**Exercise brief:** Copy each line that contains the word "name".
------ Extracted records
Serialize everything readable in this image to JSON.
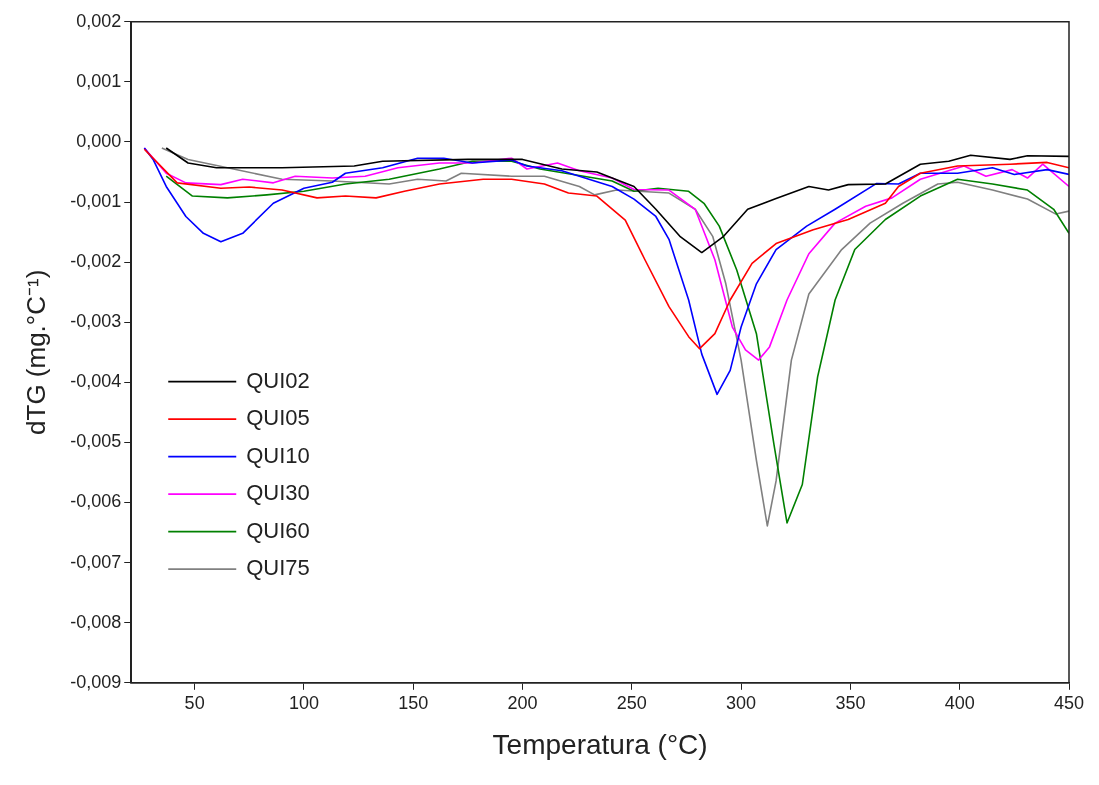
{
  "chart_data": {
    "type": "line",
    "xlabel": "Temperatura (°C)",
    "ylabel": "dTG (mg.°C⁻¹)",
    "xlim": [
      21,
      450
    ],
    "xticks": [
      50,
      100,
      150,
      200,
      250,
      300,
      350,
      400,
      450
    ],
    "ylim": [
      -0.009,
      0.002
    ],
    "yticks": [
      {
        "value": -0.009,
        "label": "-0,009"
      },
      {
        "value": -0.008,
        "label": "-0,008"
      },
      {
        "value": -0.007,
        "label": "-0,007"
      },
      {
        "value": -0.006,
        "label": "-0,006"
      },
      {
        "value": -0.005,
        "label": "-0,005"
      },
      {
        "value": -0.004,
        "label": "-0,004"
      },
      {
        "value": -0.003,
        "label": "-0,003"
      },
      {
        "value": -0.002,
        "label": "-0,002"
      },
      {
        "value": -0.001,
        "label": "-0,001"
      },
      {
        "value": 0,
        "label": "0,000"
      },
      {
        "value": 0.001,
        "label": "0,001"
      },
      {
        "value": 0.002,
        "label": "0,002"
      }
    ],
    "grid": false,
    "legend": "bottom left",
    "marker": "none",
    "line_style": "solid",
    "series": [
      {
        "name": "QUI02",
        "color": "#000000",
        "x": [
          37,
          47,
          60,
          90,
          123,
          136,
          175,
          200,
          218,
          234,
          251,
          261,
          272,
          282,
          292,
          303,
          316,
          331,
          340,
          349,
          366,
          382,
          395,
          405,
          423,
          431,
          450
        ],
        "values": [
          -0.0001,
          -0.00035,
          -0.00043,
          -0.00043,
          -0.0004,
          -0.00032,
          -0.00029,
          -0.00029,
          -0.00045,
          -0.0005,
          -0.00074,
          -0.00112,
          -0.00157,
          -0.00184,
          -0.00157,
          -0.00112,
          -0.00094,
          -0.00074,
          -0.0008,
          -0.00071,
          -0.0007,
          -0.00037,
          -0.00032,
          -0.00022,
          -0.00029,
          -0.00023,
          -0.00024
        ]
      },
      {
        "name": "QUI05",
        "color": "#ff0000",
        "x": [
          27,
          42,
          62,
          75,
          90,
          106,
          119,
          133,
          146,
          162,
          182,
          195,
          210,
          221,
          234,
          247,
          256,
          267,
          276,
          281,
          288,
          295,
          305,
          316,
          333,
          349,
          366,
          372,
          382,
          399,
          423,
          440,
          450
        ],
        "values": [
          -0.00012,
          -0.00068,
          -0.00077,
          -0.00075,
          -0.0008,
          -0.00093,
          -0.0009,
          -0.00093,
          -0.00082,
          -0.0007,
          -0.00062,
          -0.00062,
          -0.0007,
          -0.00085,
          -0.0009,
          -0.0013,
          -0.00196,
          -0.00274,
          -0.00324,
          -0.00344,
          -0.00319,
          -0.00263,
          -0.00202,
          -0.00169,
          -0.00146,
          -0.00129,
          -0.00102,
          -0.00074,
          -0.00052,
          -0.0004,
          -0.00037,
          -0.00034,
          -0.00043
        ]
      },
      {
        "name": "QUI10",
        "color": "#0000ff",
        "x": [
          27,
          31,
          37,
          46,
          54,
          62,
          72,
          86,
          100,
          113,
          119,
          136,
          152,
          164,
          177,
          195,
          202,
          218,
          241,
          251,
          261,
          267,
          276,
          282,
          289,
          295,
          300,
          307,
          316,
          330,
          343,
          362,
          372,
          382,
          399,
          415,
          425,
          440,
          450
        ],
        "values": [
          -0.0001,
          -0.00029,
          -0.00074,
          -0.00124,
          -0.00152,
          -0.00166,
          -0.00152,
          -0.00102,
          -0.00077,
          -0.00067,
          -0.00052,
          -0.00043,
          -0.00027,
          -0.00027,
          -0.00035,
          -0.0003,
          -0.0004,
          -0.00048,
          -0.00074,
          -0.00095,
          -0.00124,
          -0.00162,
          -0.00263,
          -0.00353,
          -0.0042,
          -0.0038,
          -0.00308,
          -0.00236,
          -0.00179,
          -0.0014,
          -0.00112,
          -0.00069,
          -0.0007,
          -0.00052,
          -0.00052,
          -0.00043,
          -0.00054,
          -0.00046,
          -0.00054
        ]
      },
      {
        "name": "QUI30",
        "color": "#ff00ff",
        "x": [
          27,
          37,
          46,
          62,
          72,
          86,
          96,
          113,
          128,
          143,
          162,
          177,
          195,
          202,
          216,
          226,
          241,
          251,
          267,
          279,
          288,
          296,
          302,
          308,
          313,
          321,
          331,
          343,
          357,
          369,
          382,
          402,
          412,
          424,
          431,
          438,
          450
        ],
        "values": [
          -0.0001,
          -0.00052,
          -0.00068,
          -0.00071,
          -0.00062,
          -0.00068,
          -0.00057,
          -0.0006,
          -0.00057,
          -0.00043,
          -0.00035,
          -0.00035,
          -0.00027,
          -0.00045,
          -0.00035,
          -0.00048,
          -0.0006,
          -0.00079,
          -0.0008,
          -0.00112,
          -0.00196,
          -0.00308,
          -0.00346,
          -0.00363,
          -0.00341,
          -0.00263,
          -0.00186,
          -0.00135,
          -0.00107,
          -0.00093,
          -0.00062,
          -0.0004,
          -0.00057,
          -0.00046,
          -0.0006,
          -0.00037,
          -0.00074
        ]
      },
      {
        "name": "QUI60",
        "color": "#008000",
        "x": [
          37,
          49,
          65,
          83,
          100,
          119,
          139,
          162,
          177,
          195,
          208,
          228,
          241,
          251,
          262,
          276,
          283,
          290,
          298,
          307,
          315,
          321,
          328,
          335,
          343,
          352,
          366,
          382,
          399,
          415,
          431,
          443,
          450
        ],
        "values": [
          -0.00057,
          -0.0009,
          -0.00093,
          -0.00088,
          -0.00082,
          -0.0007,
          -0.00062,
          -0.00045,
          -0.00032,
          -0.00032,
          -0.00045,
          -0.00057,
          -0.00065,
          -0.00082,
          -0.00077,
          -0.00082,
          -0.00102,
          -0.0014,
          -0.00213,
          -0.00319,
          -0.00503,
          -0.00634,
          -0.0057,
          -0.00391,
          -0.00263,
          -0.00179,
          -0.00129,
          -0.0009,
          -0.00062,
          -0.0007,
          -0.0008,
          -0.00112,
          -0.00152
        ]
      },
      {
        "name": "QUI75",
        "color": "#808080",
        "x": [
          35,
          47,
          65,
          90,
          113,
          139,
          152,
          165,
          172,
          195,
          210,
          226,
          233,
          243,
          267,
          279,
          287,
          293,
          300,
          307,
          312,
          316,
          323,
          331,
          346,
          359,
          374,
          390,
          399,
          415,
          431,
          444,
          450
        ],
        "values": [
          -0.0001,
          -0.00029,
          -0.00043,
          -0.00062,
          -0.00065,
          -0.0007,
          -0.00062,
          -0.00065,
          -0.00052,
          -0.00057,
          -0.00057,
          -0.00074,
          -0.00088,
          -0.0008,
          -0.00085,
          -0.00112,
          -0.00157,
          -0.00236,
          -0.00363,
          -0.0053,
          -0.00639,
          -0.00564,
          -0.00363,
          -0.00253,
          -0.00179,
          -0.00135,
          -0.00102,
          -0.0007,
          -0.00067,
          -0.0008,
          -0.00095,
          -0.0012,
          -0.00115
        ]
      }
    ]
  }
}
------------
**Written solution:**
        "name": "QUI02",
        "name": "QUI05",
        "name": "QUI10",
        "name": "QUI30",
        "name": "QUI60",
        "name": "QUI75",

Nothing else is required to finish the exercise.